→ YOUR INSTRUCTIONS
Write the material out again in full, exactly.

◆ ◆ ◆ ◆ ◆ ◆ ◆

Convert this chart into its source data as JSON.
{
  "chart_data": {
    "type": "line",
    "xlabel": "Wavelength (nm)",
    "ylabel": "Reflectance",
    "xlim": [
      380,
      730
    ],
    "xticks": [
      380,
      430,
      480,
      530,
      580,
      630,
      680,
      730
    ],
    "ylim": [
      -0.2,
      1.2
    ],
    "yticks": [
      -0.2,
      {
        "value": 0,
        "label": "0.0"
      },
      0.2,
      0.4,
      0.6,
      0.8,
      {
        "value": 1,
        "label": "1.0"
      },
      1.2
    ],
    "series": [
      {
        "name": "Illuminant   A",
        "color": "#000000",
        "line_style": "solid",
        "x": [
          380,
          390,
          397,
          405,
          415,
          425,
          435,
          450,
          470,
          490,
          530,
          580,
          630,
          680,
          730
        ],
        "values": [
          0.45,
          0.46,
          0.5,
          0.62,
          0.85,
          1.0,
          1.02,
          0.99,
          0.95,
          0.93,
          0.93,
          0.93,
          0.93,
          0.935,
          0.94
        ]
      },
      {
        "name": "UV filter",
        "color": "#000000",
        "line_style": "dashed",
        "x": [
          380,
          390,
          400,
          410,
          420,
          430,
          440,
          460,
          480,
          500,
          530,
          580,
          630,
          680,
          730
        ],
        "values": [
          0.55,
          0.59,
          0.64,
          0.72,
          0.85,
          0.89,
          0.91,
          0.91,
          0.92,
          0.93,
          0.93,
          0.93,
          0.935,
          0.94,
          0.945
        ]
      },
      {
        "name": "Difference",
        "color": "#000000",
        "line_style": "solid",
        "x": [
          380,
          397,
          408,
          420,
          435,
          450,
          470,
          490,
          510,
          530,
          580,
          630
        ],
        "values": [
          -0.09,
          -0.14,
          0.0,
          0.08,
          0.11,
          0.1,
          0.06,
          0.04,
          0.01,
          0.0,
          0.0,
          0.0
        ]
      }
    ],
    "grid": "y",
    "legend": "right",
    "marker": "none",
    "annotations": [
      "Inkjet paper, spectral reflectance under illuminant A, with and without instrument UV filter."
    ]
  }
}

◆ ◆ ◆ ◆ ◆ ◆ ◆

→ THE OUTPUT
Convert this chart into its source data as JSON.
{
  "chart_data": {
    "type": "line",
    "xlabel": "Wavelength (nm)",
    "ylabel": "Reflectance",
    "xlim": [
      380,
      730
    ],
    "xticks": [
      380,
      430,
      480,
      530,
      580,
      630,
      680,
      730
    ],
    "ylim": [
      -0.2,
      1.2
    ],
    "yticks": [
      -0.2,
      {
        "value": 0,
        "label": "0.0"
      },
      0.2,
      0.4,
      0.6,
      0.8,
      {
        "value": 1,
        "label": "1.0"
      },
      1.2
    ],
    "series": [
      {
        "name": "Illuminant   A",
        "color": "#000000",
        "line_style": "solid",
        "x": [
          380,
          390,
          397,
          405,
          415,
          425,
          435,
          450,
          470,
          490,
          530,
          580,
          630,
          680,
          730
        ],
        "values": [
          0.45,
          0.46,
          0.5,
          0.62,
          0.85,
          1.0,
          1.02,
          0.99,
          0.95,
          0.93,
          0.93,
          0.93,
          0.93,
          0.935,
          0.94
        ]
      },
      {
        "name": "UV filter",
        "color": "#000000",
        "line_style": "dashed",
        "x": [
          380,
          390,
          400,
          410,
          420,
          430,
          440,
          460,
          480,
          500,
          530,
          580,
          630,
          680,
          730
        ],
        "values": [
          0.55,
          0.59,
          0.64,
          0.72,
          0.85,
          0.89,
          0.91,
          0.91,
          0.92,
          0.93,
          0.93,
          0.93,
          0.935,
          0.94,
          0.945
        ]
      },
      {
        "name": "Difference",
        "color": "#000000",
        "line_style": "solid",
        "x": [
          380,
          397,
          408,
          420,
          435,
          450,
          470,
          490,
          510,
          530,
          580,
          630
        ],
        "values": [
          -0.09,
          -0.14,
          0.0,
          0.08,
          0.11,
          0.1,
          0.06,
          0.04,
          0.01,
          0.0,
          0.0,
          0.0
        ]
      }
    ],
    "grid": "y",
    "legend": "right",
    "marker": "none",
    "annotations": [
      "Inkjet paper, spectral reflectance under illuminant A, with and without instrument UV filter."
    ]
  }
}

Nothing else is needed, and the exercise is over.